◆ **Dataset excerpts**:
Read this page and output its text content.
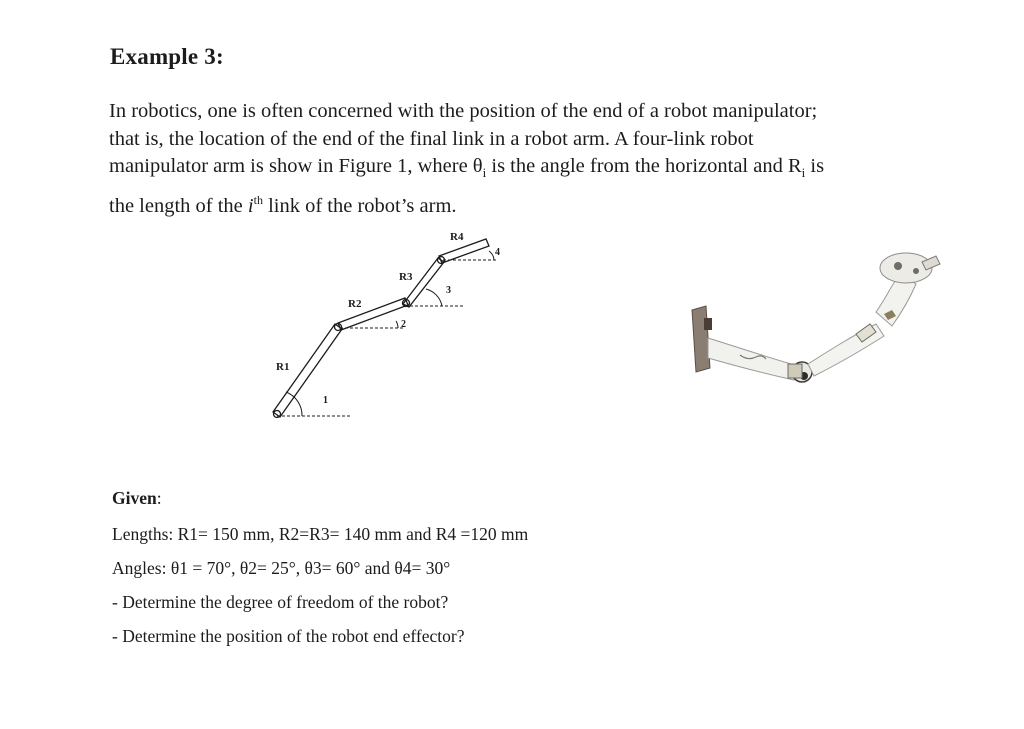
Example 3:

In robotics, one is often concerned with the position of the end of a robot manipulator;

that is, the location of the end of the final link in a robot arm. A four-link robot

manipulator arm is show in Figure 1, where $\theta_i$ is the angle from the horizontal and $R_i$ is

the length of the $i^{th}$ link of the robot’s arm.

R1
R2
R3
R4
1
2
3
4

Given:

Lengths: R1= 150 mm, R2=R3= 140 mm and R4 =120 mm

Angles: θ1 = 70°, θ2= 25°, θ3= 60° and θ4= 30°

- Determine the degree of freedom of the robot?

- Determine the position of the robot end effector?
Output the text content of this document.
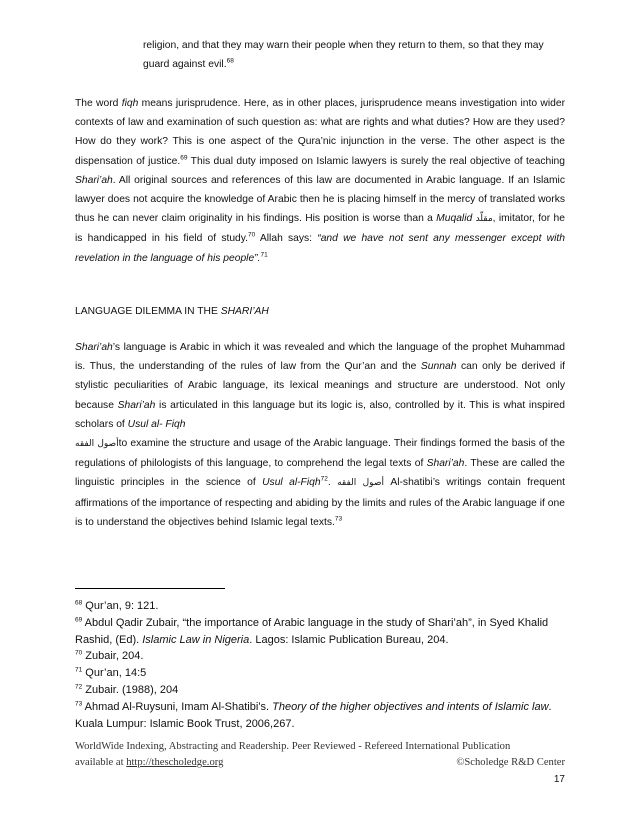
religion, and that they may warn their people when they return to them, so that they may guard against evil.$^{68}$
The word fiqh means jurisprudence. Here, as in other places, jurisprudence means investigation into wider contexts of law and examination of such question as: what are rights and what duties? How are they used? How do they work? This is one aspect of the Qura’nic injunction in the verse. The other aspect is the dispensation of justice.$^{69}$ This dual duty imposed on Islamic lawyers is surely the real objective of teaching Shari’ah. All original sources and references of this law are documented in Arabic language. If an Islamic lawyer does not acquire the knowledge of Arabic then he is placing himself in the mercy of translated works thus he can never claim originality in his findings. His position is worse than a Muqalid مقلّد, imitator, for he is handicapped in his field of study.$^{70}$ Allah says: “and we have not sent any messenger except with revelation in the language of his people”.$^{71}$
LANGUAGE DILEMMA IN THE SHARI’AH
Shari’ah’s language is Arabic in which it was revealed and which the language of the prophet Muhammad is. Thus, the understanding of the rules of law from the Qur’an and the Sunnah can only be derived if stylistic peculiarities of Arabic language, its lexical meanings and structure are understood. Not only because Shari’ah is articulated in this language but its logic is, also, controlled by it. This is what inspired scholars of Usul al- Fiqh
أصول الفقهto examine the structure and usage of the Arabic language. Their findings formed the basis of the regulations of philologists of this language, to comprehend the legal texts of Shari’ah. These are called the linguistic principles in the science of Usul al-Fiqh أصول الفقه .$^{72}$	Al-shatibi’s writings contain frequent affirmations of the importance of respecting and abiding by the limits and rules of the Arabic language if one is to understand the objectives behind Islamic legal texts.$^{73}$

$^{68}$ Qur’an, 9: 121.

$^{69}$ Abdul Qadir Zubair, “the importance of Arabic language in the study of Shari’ah”, in Syed Khalid Rashid, (Ed). Islamic Law in Nigeria. Lagos: Islamic Publication Bureau, 204.

$^{70}$ Zubair, 204.

$^{71}$ Qur’an, 14:5

$^{72}$ Zubair. (1988), 204

$^{73}$ Ahmad Al-Ruysuni, Imam Al-Shatibi’s. Theory of the higher objectives and intents of Islamic law. Kuala Lumpur: Islamic Book Trust, 2006,267.

WorldWide Indexing, Abstracting and Readership. Peer Reviewed - Refereed International Publication
available at http://thescholedge.org	©Scholedge R&D Center
17
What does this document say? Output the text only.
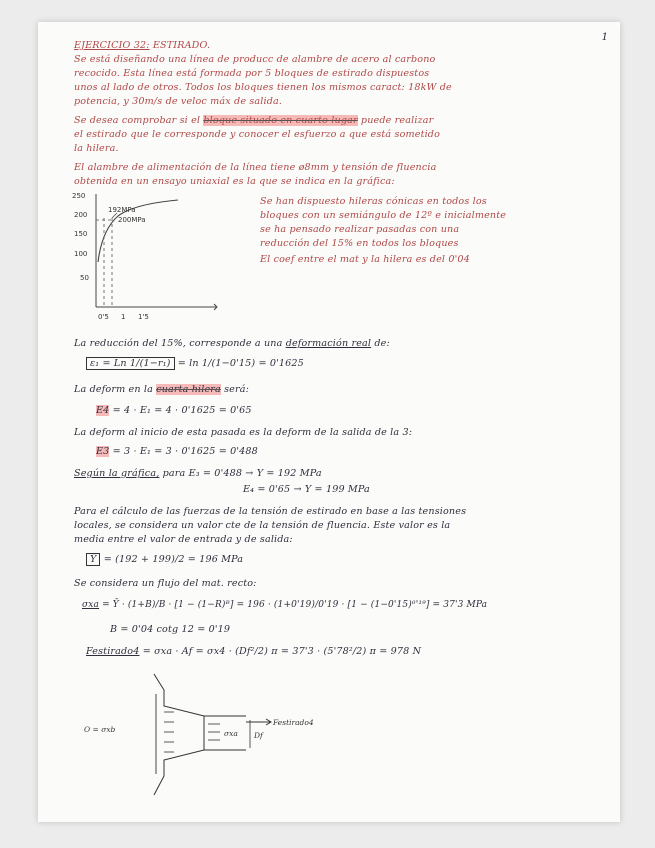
1
EJERCICIO 32: ESTIRADO.
Se está diseñando una línea de producc de alambre de acero al carbono
recocido. Esta línea está formada por 5 bloques de estirado dispuestos
unos al lado de otros. Todos los bloques tienen los mismos caract: 18kW de
potencia, y 30m/s de veloc máx de salida.
Se desea comprobar si el bloque situado en cuarto lugar puede realizar
el estirado que le corresponde y conocer el esfuerzo a que está sometido
la hilera.
El alambre de alimentación de la línea tiene ø8mm y tensión de fluencia
obtenida en un ensayo uniaxial es la que se indica en la gráfica:
250
200
150
100
50
0'5 1 1'5
192MPa
200MPa
Se han dispuesto hileras cónicas en todos los
bloques con un semiángulo de 12º e inicialmente
se ha pensado realizar pasadas con una
reducción del 15% en todos los bloques
El coef entre el mat y la hilera es del 0'04
La reducción del 15%, corresponde a una deformación real de:
ε₁ = Ln 1/(1−r₁) = ln 1/(1−0'15) = 0'1625
La deform en la cuarta hilera será:
E4 = 4 · E₁ = 4 · 0'1625 = 0'65
La deform al inicio de esta pasada es la deform de la salida de la 3:
E3 = 3 · E₁ = 3 · 0'1625 = 0'488
Según la gráfica, para E₃ = 0'488 → Y = 192 MPa
E₄ = 0'65 → Y = 199 MPa
Para el cálculo de las fuerzas de la tensión de estirado en base a las tensiones
locales, se considera un valor cte de la tensión de fluencia. Este valor es la
media entre el valor de entrada y de salida:
Ȳ = (192 + 199)/2 = 196 MPa
Se considera un flujo del mat. recto:
σxa = Ȳ · (1+B)/B · [1 − (1−R)ᴮ] = 196 · (1+0'19)/0'19 · [1 − (1−0'15)⁰'¹⁹] = 37'3 MPa
B = 0'04 cotg 12 = 0'19
Festirado4 = σxa · Af = σx4 · (Df²/2) π = 37'3 · (5'78²/2) π = 978 N
O = σxb	σxa Df
Festirado4
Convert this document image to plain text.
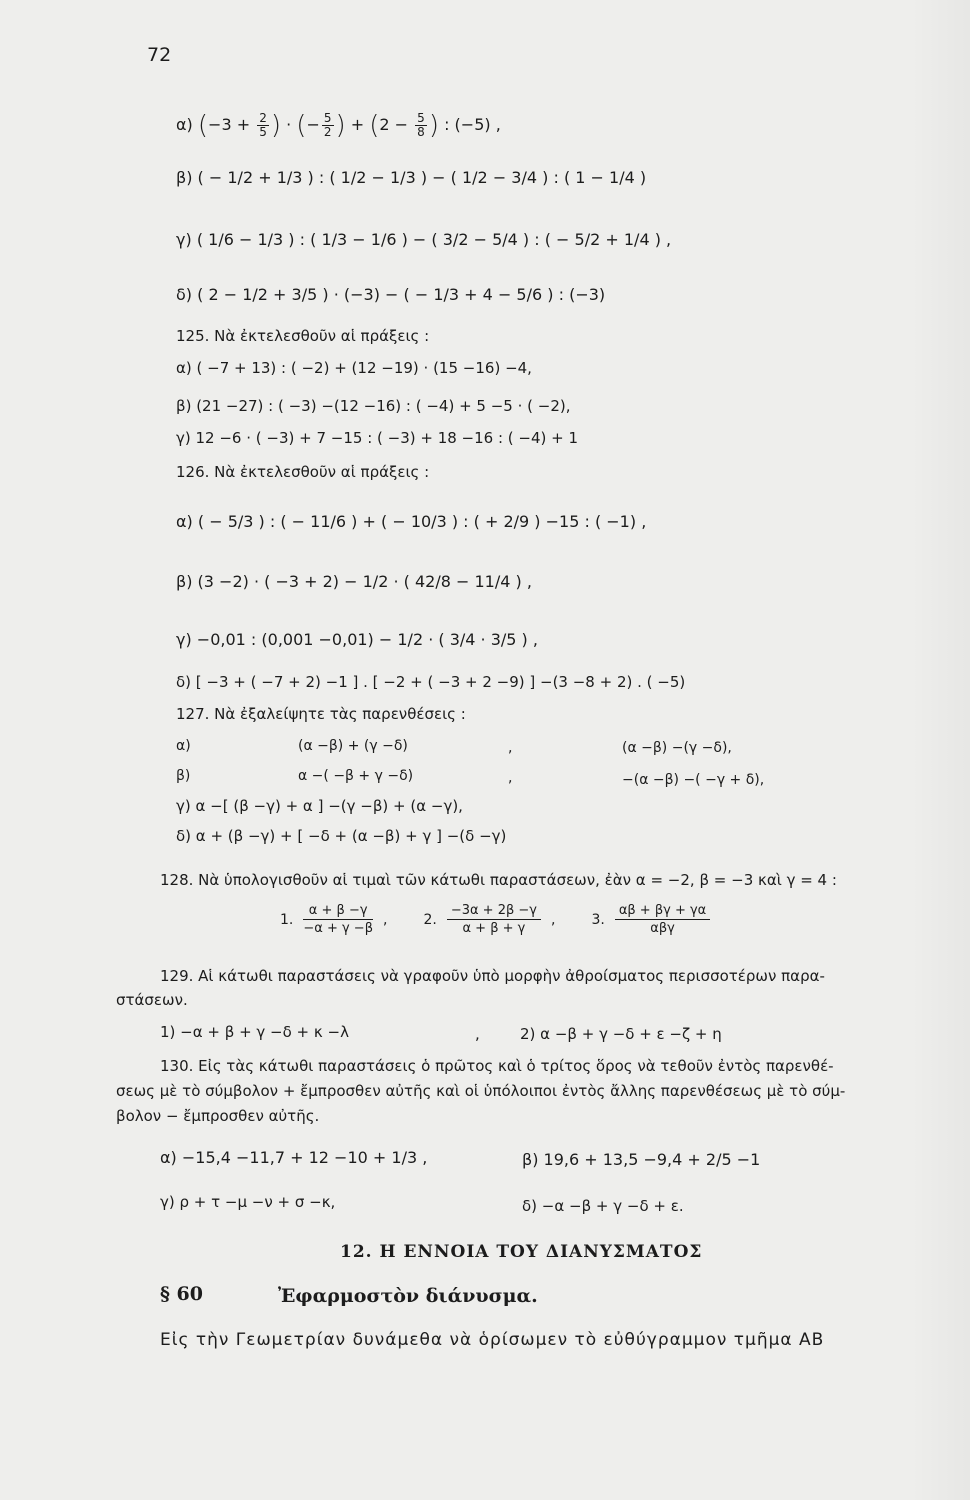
72
α) ($-3 + \frac{2}{5}$ ) · (− $\frac{5}{2}$ ) + ($2 - \frac{5}{8}$ ) : (−5) ,
β) ( − 1/2 + 1/3 ) : ( 1/2 − 1/3 ) − ( 1/2 − 3/4 ) : ( 1 − 1/4 )
γ) ( 1/6 − 1/3 ) : ( 1/3 − 1/6 ) − ( 3/2 − 5/4 ) : ( − 5/2 + 1/4 ) ,
δ) ( 2 − 1/2 + 3/5 ) · (−3) − ( − 1/3 + 4 − 5/6 ) : (−3)
125. Νὰ ἐκτελεσθοῦν αἱ πράξεις :
α) ( −7 + 13) : ( −2) + (12 −19) · (15 −16) −4,
β) (21 −27) : ( −3) −(12 −16) : ( −4) + 5 −5 · ( −2),
γ) 12 −6 · ( −3) + 7 −15 : ( −3) + 18 −16 : ( −4) + 1
126. Νὰ ἐκτελεσθοῦν αἱ πράξεις :
α) ( − 5/3 ) : ( − 11/6 ) + ( − 10/3 ) : ( + 2/9 ) −15 : ( −1) ,
β) (3 −2) · ( −3 + 2) − 1/2 · ( 42/8 − 11/4 ) ,
γ) −0,01 : (0,001 −0,01) − 1/2 · ( 3/4 · 3/5 ) ,
δ) [ −3 + ( −7 + 2) −1 ] . [ −2 + ( −3 + 2 −9) ] −(3 −8 + 2) . ( −5)
127. Νὰ ἐξαλείψητε τὰς παρενθέσεις :
α)	(α −β) + (γ −δ)	,	(α −β) −(γ −δ),
β)	α −( −β + γ −δ)	,	−(α −β) −( −γ + δ),
γ) α −[ (β −γ) + α ] −(γ −β) + (α −γ),
δ) α + (β −γ) + [ −δ + (α −β) + γ ] −(δ −γ)
128. Νὰ ὑπολογισθοῦν αἱ τιμαὶ τῶν κάτωθι παραστάσεων, ἐὰν α = −2, β = −3 καὶ γ = 4 :
1.
α + β −γ
−α + γ −β
,	2.
−3α + 2β −γ
α + β + γ
,	3.
αβ + βγ + γα
αβγ
129. Αἱ κάτωθι παραστάσεις νὰ γραφοῦν ὑπὸ μορφὴν ἀθροίσματος περισσοτέρων παρα-
στάσεων.
1) −α + β + γ −δ + κ −λ	,	2) α −β + γ −δ + ε −ζ + η
130. Εἰς τὰς κάτωθι παραστάσεις ὁ πρῶτος καὶ ὁ τρίτος ὅρος νὰ τεθοῦν ἐντὸς παρενθέ-
σεως μὲ τὸ σύμβολον + ἔμπροσθεν αὐτῆς καὶ οἱ ὑπόλοιποι ἐντὸς ἄλλης παρενθέσεως μὲ τὸ σύμ-
βολον − ἔμπροσθεν αὐτῆς.
α) −15,4 −11,7 + 12 −10 + 1/3 ,	β) 19,6 + 13,5 −9,4 + 2/5 −1
γ) ρ + τ −μ −ν + σ −κ,	δ) −α −β + γ −δ + ε.
12. Η ΕΝΝΟΙΑ ΤΟΥ ΔΙΑΝΥΣΜΑΤΟΣ
§ 60	Ἐφαρμοστὸν διάνυσμα.
Εἰς τὴν Γεωμετρίαν δυνάμεθα νὰ ὁρίσωμεν τὸ εὐθύγραμμον τμῆμα ΑΒ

◆ **Goal**: The lines to repeat start at the one holding "Convert this document image to plain text." and run through the last line of the records above; write them out exactly, both ends included, but not the pictures.

◆ **Task answer**:
Convert this document image to plain text.
72
α) ($-3 + \frac{2}{5}$ ) · (− $\frac{5}{2}$ ) + ($2 - \frac{5}{8}$ ) : (−5) ,
β) ( − 1/2 + 1/3 ) : ( 1/2 − 1/3 ) − ( 1/2 − 3/4 ) : ( 1 − 1/4 )
γ) ( 1/6 − 1/3 ) : ( 1/3 − 1/6 ) − ( 3/2 − 5/4 ) : ( − 5/2 + 1/4 ) ,
δ) ( 2 − 1/2 + 3/5 ) · (−3) − ( − 1/3 + 4 − 5/6 ) : (−3)
125. Νὰ ἐκτελεσθοῦν αἱ πράξεις :
α) ( −7 + 13) : ( −2) + (12 −19) · (15 −16) −4,
β) (21 −27) : ( −3) −(12 −16) : ( −4) + 5 −5 · ( −2),
γ) 12 −6 · ( −3) + 7 −15 : ( −3) + 18 −16 : ( −4) + 1
126. Νὰ ἐκτελεσθοῦν αἱ πράξεις :
α) ( − 5/3 ) : ( − 11/6 ) + ( − 10/3 ) : ( + 2/9 ) −15 : ( −1) ,
β) (3 −2) · ( −3 + 2) − 1/2 · ( 42/8 − 11/4 ) ,
γ) −0,01 : (0,001 −0,01) − 1/2 · ( 3/4 · 3/5 ) ,
δ) [ −3 + ( −7 + 2) −1 ] . [ −2 + ( −3 + 2 −9) ] −(3 −8 + 2) . ( −5)
127. Νὰ ἐξαλείψητε τὰς παρενθέσεις :
α)	(α −β) + (γ −δ)	,	(α −β) −(γ −δ),
β)	α −( −β + γ −δ)	,	−(α −β) −( −γ + δ),
γ) α −[ (β −γ) + α ] −(γ −β) + (α −γ),
δ) α + (β −γ) + [ −δ + (α −β) + γ ] −(δ −γ)
128. Νὰ ὑπολογισθοῦν αἱ τιμαὶ τῶν κάτωθι παραστάσεων, ἐὰν α = −2, β = −3 καὶ γ = 4 :
1.
α + β −γ
−α + γ −β
,	2.
−3α + 2β −γ
α + β + γ
,	3.
αβ + βγ + γα
αβγ
129. Αἱ κάτωθι παραστάσεις νὰ γραφοῦν ὑπὸ μορφὴν ἀθροίσματος περισσοτέρων παρα-
στάσεων.
1) −α + β + γ −δ + κ −λ	,	2) α −β + γ −δ + ε −ζ + η
130. Εἰς τὰς κάτωθι παραστάσεις ὁ πρῶτος καὶ ὁ τρίτος ὅρος νὰ τεθοῦν ἐντὸς παρενθέ-
σεως μὲ τὸ σύμβολον + ἔμπροσθεν αὐτῆς καὶ οἱ ὑπόλοιποι ἐντὸς ἄλλης παρενθέσεως μὲ τὸ σύμ-
βολον − ἔμπροσθεν αὐτῆς.
α) −15,4 −11,7 + 12 −10 + 1/3 ,	β) 19,6 + 13,5 −9,4 + 2/5 −1
γ) ρ + τ −μ −ν + σ −κ,	δ) −α −β + γ −δ + ε.
12. Η ΕΝΝΟΙΑ ΤΟΥ ΔΙΑΝΥΣΜΑΤΟΣ
§ 60	Ἐφαρμοστὸν διάνυσμα.
Εἰς τὴν Γεωμετρίαν δυνάμεθα νὰ ὁρίσωμεν τὸ εὐθύγραμμον τμῆμα ΑΒ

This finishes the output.